* **Exercise**:
Gather the lines below that include the string "probability", copying each in full.

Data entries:
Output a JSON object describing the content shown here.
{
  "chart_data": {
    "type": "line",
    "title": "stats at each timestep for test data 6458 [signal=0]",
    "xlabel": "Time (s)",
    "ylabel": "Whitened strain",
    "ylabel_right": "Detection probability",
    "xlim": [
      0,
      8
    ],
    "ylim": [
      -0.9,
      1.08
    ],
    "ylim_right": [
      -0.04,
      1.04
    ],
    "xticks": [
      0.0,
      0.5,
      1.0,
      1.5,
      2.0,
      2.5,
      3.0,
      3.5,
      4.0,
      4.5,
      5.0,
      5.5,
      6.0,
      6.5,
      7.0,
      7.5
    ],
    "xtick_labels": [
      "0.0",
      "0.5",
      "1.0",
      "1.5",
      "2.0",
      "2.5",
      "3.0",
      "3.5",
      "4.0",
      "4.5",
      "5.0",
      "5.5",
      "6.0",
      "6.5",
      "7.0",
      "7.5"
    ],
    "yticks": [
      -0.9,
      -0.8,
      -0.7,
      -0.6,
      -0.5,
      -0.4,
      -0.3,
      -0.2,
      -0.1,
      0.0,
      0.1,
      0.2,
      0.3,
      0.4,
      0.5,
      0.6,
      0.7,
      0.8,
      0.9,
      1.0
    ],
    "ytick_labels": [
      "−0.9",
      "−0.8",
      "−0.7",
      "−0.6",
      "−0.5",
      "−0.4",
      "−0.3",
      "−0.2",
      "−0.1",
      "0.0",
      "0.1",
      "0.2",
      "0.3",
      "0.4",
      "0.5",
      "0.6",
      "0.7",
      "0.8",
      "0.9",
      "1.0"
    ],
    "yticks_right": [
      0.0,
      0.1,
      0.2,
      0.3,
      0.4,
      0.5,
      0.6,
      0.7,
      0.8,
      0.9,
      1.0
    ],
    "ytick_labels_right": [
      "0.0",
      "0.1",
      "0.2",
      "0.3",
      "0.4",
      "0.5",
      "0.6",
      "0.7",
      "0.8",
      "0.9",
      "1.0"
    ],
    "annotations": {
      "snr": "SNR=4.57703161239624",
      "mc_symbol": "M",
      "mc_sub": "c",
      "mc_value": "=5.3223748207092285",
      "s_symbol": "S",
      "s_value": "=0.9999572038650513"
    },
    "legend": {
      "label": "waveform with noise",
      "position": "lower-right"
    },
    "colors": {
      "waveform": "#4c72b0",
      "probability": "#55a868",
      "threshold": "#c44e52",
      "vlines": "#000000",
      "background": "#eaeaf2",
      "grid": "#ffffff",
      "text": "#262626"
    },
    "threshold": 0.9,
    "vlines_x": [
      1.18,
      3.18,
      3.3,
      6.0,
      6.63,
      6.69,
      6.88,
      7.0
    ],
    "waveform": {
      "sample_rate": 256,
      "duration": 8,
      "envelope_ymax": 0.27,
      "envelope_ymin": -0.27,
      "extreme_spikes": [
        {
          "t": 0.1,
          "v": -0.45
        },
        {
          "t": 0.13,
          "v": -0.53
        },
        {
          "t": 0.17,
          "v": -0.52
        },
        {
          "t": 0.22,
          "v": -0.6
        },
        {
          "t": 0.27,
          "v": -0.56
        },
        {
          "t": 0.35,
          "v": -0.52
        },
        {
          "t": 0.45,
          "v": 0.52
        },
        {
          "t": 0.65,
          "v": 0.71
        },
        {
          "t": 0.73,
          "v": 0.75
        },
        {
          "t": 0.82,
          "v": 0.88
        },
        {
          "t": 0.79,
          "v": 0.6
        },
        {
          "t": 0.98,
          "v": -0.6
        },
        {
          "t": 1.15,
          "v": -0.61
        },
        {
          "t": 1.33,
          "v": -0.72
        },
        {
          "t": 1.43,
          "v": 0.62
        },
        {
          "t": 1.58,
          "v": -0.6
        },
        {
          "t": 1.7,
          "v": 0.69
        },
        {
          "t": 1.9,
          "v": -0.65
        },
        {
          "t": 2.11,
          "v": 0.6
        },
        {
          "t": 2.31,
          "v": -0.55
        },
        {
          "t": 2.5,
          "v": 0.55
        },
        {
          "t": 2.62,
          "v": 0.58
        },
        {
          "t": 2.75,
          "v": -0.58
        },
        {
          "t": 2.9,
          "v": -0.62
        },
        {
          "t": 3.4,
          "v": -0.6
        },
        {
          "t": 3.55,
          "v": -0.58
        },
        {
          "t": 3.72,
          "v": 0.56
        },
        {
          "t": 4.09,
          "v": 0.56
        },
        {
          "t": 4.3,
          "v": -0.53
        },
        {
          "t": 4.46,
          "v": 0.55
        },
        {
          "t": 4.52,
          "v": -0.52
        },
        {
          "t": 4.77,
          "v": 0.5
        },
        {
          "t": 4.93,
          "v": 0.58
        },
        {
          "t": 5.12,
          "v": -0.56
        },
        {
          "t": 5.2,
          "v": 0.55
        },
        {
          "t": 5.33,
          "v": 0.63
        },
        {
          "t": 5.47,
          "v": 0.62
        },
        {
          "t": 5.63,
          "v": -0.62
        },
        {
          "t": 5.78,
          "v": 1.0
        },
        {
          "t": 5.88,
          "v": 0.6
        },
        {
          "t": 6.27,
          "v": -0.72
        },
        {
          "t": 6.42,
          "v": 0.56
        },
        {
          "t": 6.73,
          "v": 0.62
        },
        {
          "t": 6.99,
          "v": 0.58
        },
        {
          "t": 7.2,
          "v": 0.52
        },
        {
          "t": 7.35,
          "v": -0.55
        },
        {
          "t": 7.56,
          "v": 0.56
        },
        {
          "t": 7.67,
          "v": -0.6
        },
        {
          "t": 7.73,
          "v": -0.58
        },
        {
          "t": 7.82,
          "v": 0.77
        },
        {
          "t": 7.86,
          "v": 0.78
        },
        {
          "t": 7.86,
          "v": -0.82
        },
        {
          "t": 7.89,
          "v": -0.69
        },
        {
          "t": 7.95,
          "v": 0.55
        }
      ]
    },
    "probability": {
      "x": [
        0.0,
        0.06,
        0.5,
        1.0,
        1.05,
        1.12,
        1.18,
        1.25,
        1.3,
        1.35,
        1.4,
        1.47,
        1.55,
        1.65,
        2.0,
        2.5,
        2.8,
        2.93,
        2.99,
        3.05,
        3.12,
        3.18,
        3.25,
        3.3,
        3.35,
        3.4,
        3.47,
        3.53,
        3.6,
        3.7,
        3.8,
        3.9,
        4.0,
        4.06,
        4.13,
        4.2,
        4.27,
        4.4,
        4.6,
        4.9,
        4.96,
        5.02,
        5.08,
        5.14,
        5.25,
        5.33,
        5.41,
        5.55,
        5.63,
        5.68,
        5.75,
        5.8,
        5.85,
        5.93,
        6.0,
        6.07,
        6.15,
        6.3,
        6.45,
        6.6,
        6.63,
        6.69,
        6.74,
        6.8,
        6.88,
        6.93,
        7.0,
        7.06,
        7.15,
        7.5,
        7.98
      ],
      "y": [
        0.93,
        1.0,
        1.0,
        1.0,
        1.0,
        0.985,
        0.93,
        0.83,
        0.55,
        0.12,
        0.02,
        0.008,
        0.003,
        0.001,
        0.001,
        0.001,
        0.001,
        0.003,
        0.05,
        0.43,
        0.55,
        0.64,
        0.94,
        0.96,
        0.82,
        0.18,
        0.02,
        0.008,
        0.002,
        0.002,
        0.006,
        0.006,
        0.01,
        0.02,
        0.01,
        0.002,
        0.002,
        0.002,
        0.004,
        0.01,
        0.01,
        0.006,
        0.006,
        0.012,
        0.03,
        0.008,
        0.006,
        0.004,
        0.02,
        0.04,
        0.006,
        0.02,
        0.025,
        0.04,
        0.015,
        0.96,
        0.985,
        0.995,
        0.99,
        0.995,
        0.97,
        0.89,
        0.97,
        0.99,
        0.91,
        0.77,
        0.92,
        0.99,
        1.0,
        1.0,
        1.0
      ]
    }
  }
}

* **Expected answer**:
    "ylabel_right": "Detection probability",
      "probability": "#55a868",
    "probability": {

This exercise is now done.